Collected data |
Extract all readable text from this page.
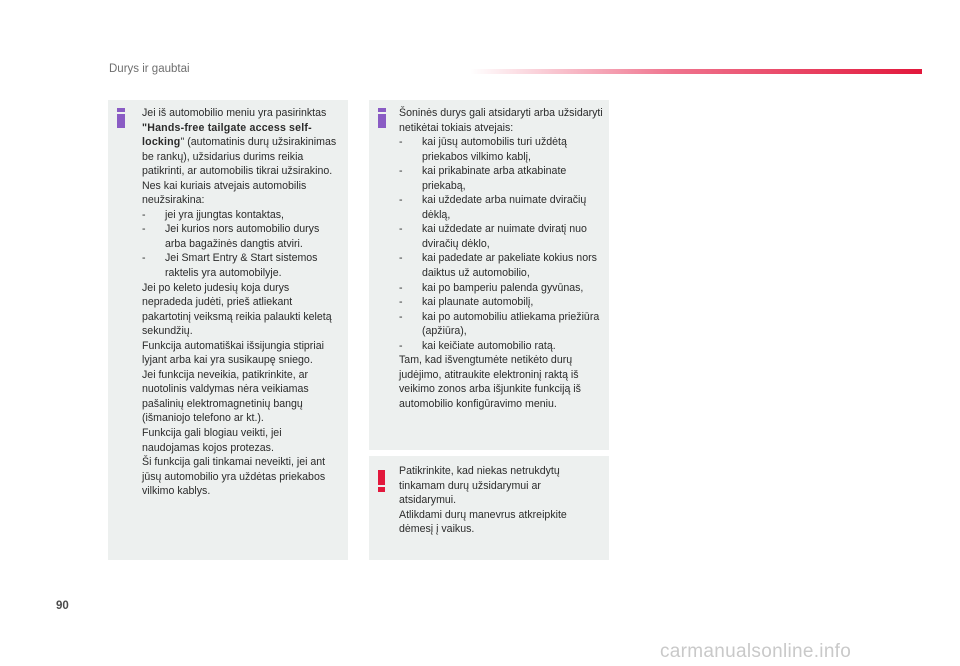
Durys ir gaubtai

Jei iš automobilio meniu yra pasirinktas "Hands-free tailgate access self-locking" (automatinis durų užsirakinimas be rankų), užsidarius durims reikia patikrinti, ar automobilis tikrai užsirakino.

Nes kai kuriais atvejais automobilis neužsirakina:

-	jei yra įjungtas kontaktas,
-	Jei kurios nors automobilio durys arba bagažinės dangtis atviri.
-	Jei Smart Entry & Start sistemos raktelis yra automobilyje.

Jei po keleto judesių koja durys nepradeda judėti, prieš atliekant pakartotinį veiksmą reikia palaukti keletą sekundžių.

Funkcija automatiškai išsijungia stipriai lyjant arba kai yra susikaupę sniego.

Jei funkcija neveikia, patikrinkite, ar nuotolinis valdymas nėra veikiamas pašalinių elektromagnetinių bangų (išmaniojo telefono ar kt.).

Funkcija gali blogiau veikti, jei naudojamas kojos protezas.

Ši funkcija gali tinkamai neveikti, jei ant jūsų automobilio yra uždėtas priekabos vilkimo kablys.

Šoninės durys gali atsidaryti arba užsidaryti netikėtai tokiais atvejais:

-	kai jūsų automobilis turi uždėtą priekabos vilkimo kablį,
-	kai prikabinate arba atkabinate priekabą,
-	kai uždedate arba nuimate dviračių dėklą,
-	kai uždedate ar nuimate dviratį nuo dviračių dėklo,
-	kai padedate ar pakeliate kokius nors daiktus už automobilio,
-	kai po bamperiu palenda gyvūnas,
-	kai plaunate automobilį,
-	kai po automobiliu atliekama priežiūra (apžiūra),
-	kai keičiate automobilio ratą.

Tam, kad išvengtumėte netikėto durų judėjimo, atitraukite elektroninį raktą iš veikimo zonos arba išjunkite funkciją iš automobilio konfigūravimo meniu.

Patikrinkite, kad niekas netrukdytų tinkamam durų užsidarymui ar atsidarymui.

Atlikdami durų manevrus atkreipkite dėmesį į vaikus.

90
carmanualsonline.info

Directive |
Only lines holding the string "automobilio" are wanted; gather each one from the entries above.

Task result |
Jei iš automobilio meniu yra pasirinktas "Hands-free tailgate access self-locking" (automatinis durų užsirakinimas be rankų), užsidarius durims reikia patikrinti, ar automobilis tikrai užsirakino.
-	Jei kurios nors automobilio durys arba bagažinės dangtis atviri.
Ši funkcija gali tinkamai neveikti, jei ant jūsų automobilio yra uždėtas priekabos vilkimo kablys.
-	kai padedate ar pakeliate kokius nors daiktus už automobilio,
-	kai keičiate automobilio ratą.
Tam, kad išvengtumėte netikėto durų judėjimo, atitraukite elektroninį raktą iš veikimo zonos arba išjunkite funkciją iš automobilio konfigūravimo meniu.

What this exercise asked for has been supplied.